EXERCISE DESCRIPTION = Every entry must be copied word for word.

DATA RECORDS =
----------

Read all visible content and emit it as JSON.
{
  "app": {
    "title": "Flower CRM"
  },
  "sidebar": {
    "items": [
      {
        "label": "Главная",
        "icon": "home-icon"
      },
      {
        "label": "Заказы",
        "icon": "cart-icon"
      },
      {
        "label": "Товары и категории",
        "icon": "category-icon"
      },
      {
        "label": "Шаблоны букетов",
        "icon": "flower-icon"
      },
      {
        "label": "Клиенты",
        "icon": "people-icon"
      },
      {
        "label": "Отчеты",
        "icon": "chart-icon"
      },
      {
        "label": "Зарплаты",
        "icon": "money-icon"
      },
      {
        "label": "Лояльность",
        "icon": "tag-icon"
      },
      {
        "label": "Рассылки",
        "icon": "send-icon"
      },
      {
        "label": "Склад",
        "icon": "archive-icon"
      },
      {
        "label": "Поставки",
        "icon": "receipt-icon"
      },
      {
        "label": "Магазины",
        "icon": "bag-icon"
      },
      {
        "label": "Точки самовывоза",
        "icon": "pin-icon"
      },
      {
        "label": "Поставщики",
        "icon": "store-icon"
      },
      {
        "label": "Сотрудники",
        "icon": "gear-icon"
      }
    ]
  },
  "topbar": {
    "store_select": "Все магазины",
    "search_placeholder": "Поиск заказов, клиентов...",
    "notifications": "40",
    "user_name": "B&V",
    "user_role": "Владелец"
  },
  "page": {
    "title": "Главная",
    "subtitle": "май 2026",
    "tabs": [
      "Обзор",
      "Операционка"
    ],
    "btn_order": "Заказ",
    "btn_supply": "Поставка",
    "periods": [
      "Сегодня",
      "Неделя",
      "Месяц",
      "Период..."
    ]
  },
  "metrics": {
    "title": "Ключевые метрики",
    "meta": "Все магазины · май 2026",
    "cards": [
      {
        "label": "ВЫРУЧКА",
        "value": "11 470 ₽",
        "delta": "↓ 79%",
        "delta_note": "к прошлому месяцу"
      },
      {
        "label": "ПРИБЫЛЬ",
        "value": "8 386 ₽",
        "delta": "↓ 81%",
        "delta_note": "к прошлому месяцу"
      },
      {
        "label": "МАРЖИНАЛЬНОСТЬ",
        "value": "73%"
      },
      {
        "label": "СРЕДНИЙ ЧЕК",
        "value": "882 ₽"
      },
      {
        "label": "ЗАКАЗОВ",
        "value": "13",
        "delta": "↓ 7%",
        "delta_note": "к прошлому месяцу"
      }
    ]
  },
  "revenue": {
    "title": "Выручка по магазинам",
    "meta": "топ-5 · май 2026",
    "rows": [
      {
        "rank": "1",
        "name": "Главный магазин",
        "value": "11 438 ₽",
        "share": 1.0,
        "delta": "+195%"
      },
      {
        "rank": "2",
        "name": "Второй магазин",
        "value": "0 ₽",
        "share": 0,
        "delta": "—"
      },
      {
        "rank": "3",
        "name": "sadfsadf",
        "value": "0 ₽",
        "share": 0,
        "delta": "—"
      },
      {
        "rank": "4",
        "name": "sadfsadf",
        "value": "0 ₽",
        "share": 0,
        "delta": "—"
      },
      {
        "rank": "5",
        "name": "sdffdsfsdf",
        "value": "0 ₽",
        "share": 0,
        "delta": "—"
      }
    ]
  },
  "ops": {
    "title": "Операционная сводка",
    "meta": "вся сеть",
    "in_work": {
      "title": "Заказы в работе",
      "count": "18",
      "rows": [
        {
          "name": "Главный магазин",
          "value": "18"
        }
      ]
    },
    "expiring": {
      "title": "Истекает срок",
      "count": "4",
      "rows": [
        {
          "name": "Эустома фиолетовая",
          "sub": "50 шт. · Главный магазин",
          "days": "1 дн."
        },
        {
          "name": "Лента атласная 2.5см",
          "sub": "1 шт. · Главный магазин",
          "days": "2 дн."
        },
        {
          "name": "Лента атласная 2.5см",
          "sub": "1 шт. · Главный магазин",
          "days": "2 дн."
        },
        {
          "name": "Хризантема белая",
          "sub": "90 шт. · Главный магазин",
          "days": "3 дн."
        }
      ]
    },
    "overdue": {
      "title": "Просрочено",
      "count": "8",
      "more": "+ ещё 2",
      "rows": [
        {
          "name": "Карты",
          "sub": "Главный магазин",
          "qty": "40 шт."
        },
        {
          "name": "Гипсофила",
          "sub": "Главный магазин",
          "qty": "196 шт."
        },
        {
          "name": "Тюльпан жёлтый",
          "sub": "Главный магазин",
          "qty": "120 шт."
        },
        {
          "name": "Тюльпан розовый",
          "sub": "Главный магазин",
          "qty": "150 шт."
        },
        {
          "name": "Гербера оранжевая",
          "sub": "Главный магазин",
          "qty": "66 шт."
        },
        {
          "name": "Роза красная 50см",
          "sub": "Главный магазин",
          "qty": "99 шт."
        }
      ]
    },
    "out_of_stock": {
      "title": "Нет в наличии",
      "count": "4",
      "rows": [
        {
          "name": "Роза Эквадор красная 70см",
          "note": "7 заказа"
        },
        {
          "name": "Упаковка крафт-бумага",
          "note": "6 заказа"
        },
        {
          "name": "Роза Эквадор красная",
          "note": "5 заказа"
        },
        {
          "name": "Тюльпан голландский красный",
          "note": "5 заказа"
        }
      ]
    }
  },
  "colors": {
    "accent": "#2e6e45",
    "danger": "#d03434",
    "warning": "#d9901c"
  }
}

----------

RESPONSE TO THE TASK =
Read all visible content and emit it as JSON.
{
  "app": {
    "title": "Flower CRM"
  },
  "sidebar": {
    "items": [
      {
        "label": "Главная",
        "icon": "home-icon"
      },
      {
        "label": "Заказы",
        "icon": "cart-icon"
      },
      {
        "label": "Товары и категории",
        "icon": "category-icon"
      },
      {
        "label": "Шаблоны букетов",
        "icon": "flower-icon"
      },
      {
        "label": "Клиенты",
        "icon": "people-icon"
      },
      {
        "label": "Отчеты",
        "icon": "chart-icon"
      },
      {
        "label": "Зарплаты",
        "icon": "money-icon"
      },
      {
        "label": "Лояльность",
        "icon": "tag-icon"
      },
      {
        "label": "Рассылки",
        "icon": "send-icon"
      },
      {
        "label": "Склад",
        "icon": "archive-icon"
      },
      {
        "label": "Поставки",
        "icon": "receipt-icon"
      },
      {
        "label": "Магазины",
        "icon": "bag-icon"
      },
      {
        "label": "Точки самовывоза",
        "icon": "pin-icon"
      },
      {
        "label": "Поставщики",
        "icon": "store-icon"
      },
      {
        "label": "Сотрудники",
        "icon": "gear-icon"
      }
    ]
  },
  "topbar": {
    "store_select": "Все магазины",
    "search_placeholder": "Поиск заказов, клиентов...",
    "notifications": "40",
    "user_name": "B&V",
    "user_role": "Владелец"
  },
  "page": {
    "title": "Главная",
    "subtitle": "май 2026",
    "tabs": [
      "Обзор",
      "Операционка"
    ],
    "btn_order": "Заказ",
    "btn_supply": "Поставка",
    "periods": [
      "Сегодня",
      "Неделя",
      "Месяц",
      "Период..."
    ]
  },
  "metrics": {
    "title": "Ключевые метрики",
    "meta": "Все магазины · май 2026",
    "cards": [
      {
        "label": "ВЫРУЧКА",
        "value": "11 470 ₽",
        "delta": "↓ 79%",
        "delta_note": "к прошлому месяцу"
      },
      {
        "label": "ПРИБЫЛЬ",
        "value": "8 386 ₽",
        "delta": "↓ 81%",
        "delta_note": "к прошлому месяцу"
      },
      {
        "label": "МАРЖИНАЛЬНОСТЬ",
        "value": "73%"
      },
      {
        "label": "СРЕДНИЙ ЧЕК",
        "value": "882 ₽"
      },
      {
        "label": "ЗАКАЗОВ",
        "value": "13",
        "delta": "↓ 7%",
        "delta_note": "к прошлому месяцу"
      }
    ]
  },
  "revenue": {
    "title": "Выручка по магазинам",
    "meta": "топ-5 · май 2026",
    "rows": [
      {
        "rank": "1",
        "name": "Главный магазин",
        "value": "11 438 ₽",
        "share": 1.0,
        "delta": "+195%"
      },
      {
        "rank": "2",
        "name": "Второй магазин",
        "value": "0 ₽",
        "share": 0,
        "delta": "—"
      },
      {
        "rank": "3",
        "name": "sadfsadf",
        "value": "0 ₽",
        "share": 0,
        "delta": "—"
      },
      {
        "rank": "4",
        "name": "sadfsadf",
        "value": "0 ₽",
        "share": 0,
        "delta": "—"
      },
      {
        "rank": "5",
        "name": "sdffdsfsdf",
        "value": "0 ₽",
        "share": 0,
        "delta": "—"
      }
    ]
  },
  "ops": {
    "title": "Операционная сводка",
    "meta": "вся сеть",
    "in_work": {
      "title": "Заказы в работе",
      "count": "18",
      "rows": [
        {
          "name": "Главный магазин",
          "value": "18"
        }
      ]
    },
    "expiring": {
      "title": "Истекает срок",
      "count": "4",
      "rows": [
        {
          "name": "Эустома фиолетовая",
          "sub": "50 шт. · Главный магазин",
          "days": "1 дн."
        },
        {
          "name": "Лента атласная 2.5см",
          "sub": "1 шт. · Главный магазин",
          "days": "2 дн."
        },
        {
          "name": "Лента атласная 2.5см",
          "sub": "1 шт. · Главный магазин",
          "days": "2 дн."
        },
        {
          "name": "Хризантема белая",
          "sub": "90 шт. · Главный магазин",
          "days": "3 дн."
        }
      ]
    },
    "overdue": {
      "title": "Просрочено",
      "count": "8",
      "more": "+ ещё 2",
      "rows": [
        {
          "name": "Карты",
          "sub": "Главный магазин",
          "qty": "40 шт."
        },
        {
          "name": "Гипсофила",
          "sub": "Главный магазин",
          "qty": "196 шт."
        },
        {
          "name": "Тюльпан жёлтый",
          "sub": "Главный магазин",
          "qty": "120 шт."
        },
        {
          "name": "Тюльпан розовый",
          "sub": "Главный магазин",
          "qty": "150 шт."
        },
        {
          "name": "Гербера оранжевая",
          "sub": "Главный магазин",
          "qty": "66 шт."
        },
        {
          "name": "Роза красная 50см",
          "sub": "Главный магазин",
          "qty": "99 шт."
        }
      ]
    },
    "out_of_stock": {
      "title": "Нет в наличии",
      "count": "4",
      "rows": [
        {
          "name": "Роза Эквадор красная 70см",
          "note": "7 заказа"
        },
        {
          "name": "Упаковка крафт-бумага",
          "note": "6 заказа"
        },
        {
          "name": "Роза Эквадор красная",
          "note": "5 заказа"
        },
        {
          "name": "Тюльпан голландский красный",
          "note": "5 заказа"
        }
      ]
    }
  },
  "colors": {
    "accent": "#2e6e45",
    "danger": "#d03434",
    "warning": "#d9901c"
  }
}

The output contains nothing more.